---------- Exercise materials

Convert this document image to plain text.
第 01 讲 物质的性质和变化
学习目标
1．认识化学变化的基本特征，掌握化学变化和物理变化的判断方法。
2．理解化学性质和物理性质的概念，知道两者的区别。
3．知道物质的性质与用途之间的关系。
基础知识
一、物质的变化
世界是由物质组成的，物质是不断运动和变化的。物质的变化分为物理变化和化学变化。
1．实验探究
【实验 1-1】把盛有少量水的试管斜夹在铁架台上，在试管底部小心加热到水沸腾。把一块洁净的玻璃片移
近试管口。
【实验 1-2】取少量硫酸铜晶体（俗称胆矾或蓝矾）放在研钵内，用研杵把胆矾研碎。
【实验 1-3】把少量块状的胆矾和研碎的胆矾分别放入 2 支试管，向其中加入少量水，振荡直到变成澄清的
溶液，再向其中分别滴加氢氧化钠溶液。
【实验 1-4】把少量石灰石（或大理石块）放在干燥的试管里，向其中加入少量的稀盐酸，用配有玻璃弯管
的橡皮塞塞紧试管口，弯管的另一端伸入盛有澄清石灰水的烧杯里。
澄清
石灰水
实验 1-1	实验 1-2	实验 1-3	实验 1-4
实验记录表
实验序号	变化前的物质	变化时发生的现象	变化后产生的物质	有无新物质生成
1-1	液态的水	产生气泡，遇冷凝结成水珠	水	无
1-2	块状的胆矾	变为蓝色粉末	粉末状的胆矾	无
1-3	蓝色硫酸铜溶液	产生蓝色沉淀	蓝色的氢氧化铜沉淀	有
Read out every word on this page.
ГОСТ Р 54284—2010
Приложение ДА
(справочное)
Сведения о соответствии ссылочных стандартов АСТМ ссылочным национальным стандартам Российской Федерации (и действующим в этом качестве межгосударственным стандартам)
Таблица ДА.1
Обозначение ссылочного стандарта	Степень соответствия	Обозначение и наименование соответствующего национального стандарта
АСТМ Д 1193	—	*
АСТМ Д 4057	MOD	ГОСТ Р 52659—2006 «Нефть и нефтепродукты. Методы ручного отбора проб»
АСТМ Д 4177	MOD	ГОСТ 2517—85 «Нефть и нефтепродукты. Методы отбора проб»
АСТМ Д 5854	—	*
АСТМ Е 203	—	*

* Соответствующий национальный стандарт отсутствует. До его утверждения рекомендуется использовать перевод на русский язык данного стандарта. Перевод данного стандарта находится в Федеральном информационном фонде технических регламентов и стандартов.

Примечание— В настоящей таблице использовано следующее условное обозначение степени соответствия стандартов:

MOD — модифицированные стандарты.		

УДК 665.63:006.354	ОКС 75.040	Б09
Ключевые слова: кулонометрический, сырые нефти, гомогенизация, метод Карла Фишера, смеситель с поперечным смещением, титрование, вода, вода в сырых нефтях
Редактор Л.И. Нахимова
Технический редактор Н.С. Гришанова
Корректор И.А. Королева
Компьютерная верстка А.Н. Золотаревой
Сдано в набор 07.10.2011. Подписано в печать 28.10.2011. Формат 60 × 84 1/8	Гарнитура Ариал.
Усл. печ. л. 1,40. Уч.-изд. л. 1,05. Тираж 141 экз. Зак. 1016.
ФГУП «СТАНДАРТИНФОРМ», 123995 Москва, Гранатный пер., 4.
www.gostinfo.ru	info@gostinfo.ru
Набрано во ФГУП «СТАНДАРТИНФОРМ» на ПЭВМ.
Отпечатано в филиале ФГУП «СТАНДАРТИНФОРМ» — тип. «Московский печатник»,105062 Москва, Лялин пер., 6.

--------------------

_Problem statement_. Take the records above and return them exactly as written.

_In response_.
Convert this document image to plain text.
第 01 讲 物质的性质和变化
学习目标
1．认识化学变化的基本特征，掌握化学变化和物理变化的判断方法。
2．理解化学性质和物理性质的概念，知道两者的区别。
3．知道物质的性质与用途之间的关系。
基础知识
一、物质的变化
世界是由物质组成的，物质是不断运动和变化的。物质的变化分为物理变化和化学变化。
1．实验探究
【实验 1-1】把盛有少量水的试管斜夹在铁架台上，在试管底部小心加热到水沸腾。把一块洁净的玻璃片移
近试管口。
【实验 1-2】取少量硫酸铜晶体（俗称胆矾或蓝矾）放在研钵内，用研杵把胆矾研碎。
【实验 1-3】把少量块状的胆矾和研碎的胆矾分别放入 2 支试管，向其中加入少量水，振荡直到变成澄清的
溶液，再向其中分别滴加氢氧化钠溶液。
【实验 1-4】把少量石灰石（或大理石块）放在干燥的试管里，向其中加入少量的稀盐酸，用配有玻璃弯管
的橡皮塞塞紧试管口，弯管的另一端伸入盛有澄清石灰水的烧杯里。
澄清
石灰水
实验 1-1	实验 1-2	实验 1-3	实验 1-4
实验记录表
实验序号	变化前的物质	变化时发生的现象	变化后产生的物质	有无新物质生成
1-1	液态的水	产生气泡，遇冷凝结成水珠	水	无
1-2	块状的胆矾	变为蓝色粉末	粉末状的胆矾	无
1-3	蓝色硫酸铜溶液	产生蓝色沉淀	蓝色的氢氧化铜沉淀	有
Read out every word on this page.
ГОСТ Р 54284—2010
Приложение ДА
(справочное)
Сведения о соответствии ссылочных стандартов АСТМ ссылочным национальным стандартам Российской Федерации (и действующим в этом качестве межгосударственным стандартам)
Таблица ДА.1
Обозначение ссылочного стандарта	Степень соответствия	Обозначение и наименование соответствующего национального стандарта
АСТМ Д 1193	—	*
АСТМ Д 4057	MOD	ГОСТ Р 52659—2006 «Нефть и нефтепродукты. Методы ручного отбора проб»
АСТМ Д 4177	MOD	ГОСТ 2517—85 «Нефть и нефтепродукты. Методы отбора проб»
АСТМ Д 5854	—	*
АСТМ Е 203	—	*

* Соответствующий национальный стандарт отсутствует. До его утверждения рекомендуется использовать перевод на русский язык данного стандарта. Перевод данного стандарта находится в Федеральном информационном фонде технических регламентов и стандартов.

Примечание— В настоящей таблице использовано следующее условное обозначение степени соответствия стандартов:

MOD — модифицированные стандарты.		

УДК 665.63:006.354	ОКС 75.040	Б09
Ключевые слова: кулонометрический, сырые нефти, гомогенизация, метод Карла Фишера, смеситель с поперечным смещением, титрование, вода, вода в сырых нефтях
Редактор Л.И. Нахимова
Технический редактор Н.С. Гришанова
Корректор И.А. Королева
Компьютерная верстка А.Н. Золотаревой
Сдано в набор 07.10.2011. Подписано в печать 28.10.2011. Формат 60 × 84 1/8	Гарнитура Ариал.
Усл. печ. л. 1,40. Уч.-изд. л. 1,05. Тираж 141 экз. Зак. 1016.
ФГУП «СТАНДАРТИНФОРМ», 123995 Москва, Гранатный пер., 4.
www.gostinfo.ru	info@gostinfo.ru
Набрано во ФГУП «СТАНДАРТИНФОРМ» на ПЭВМ.
Отпечатано в филиале ФГУП «СТАНДАРТИНФОРМ» — тип. «Московский печатник»,105062 Москва, Лялин пер., 6.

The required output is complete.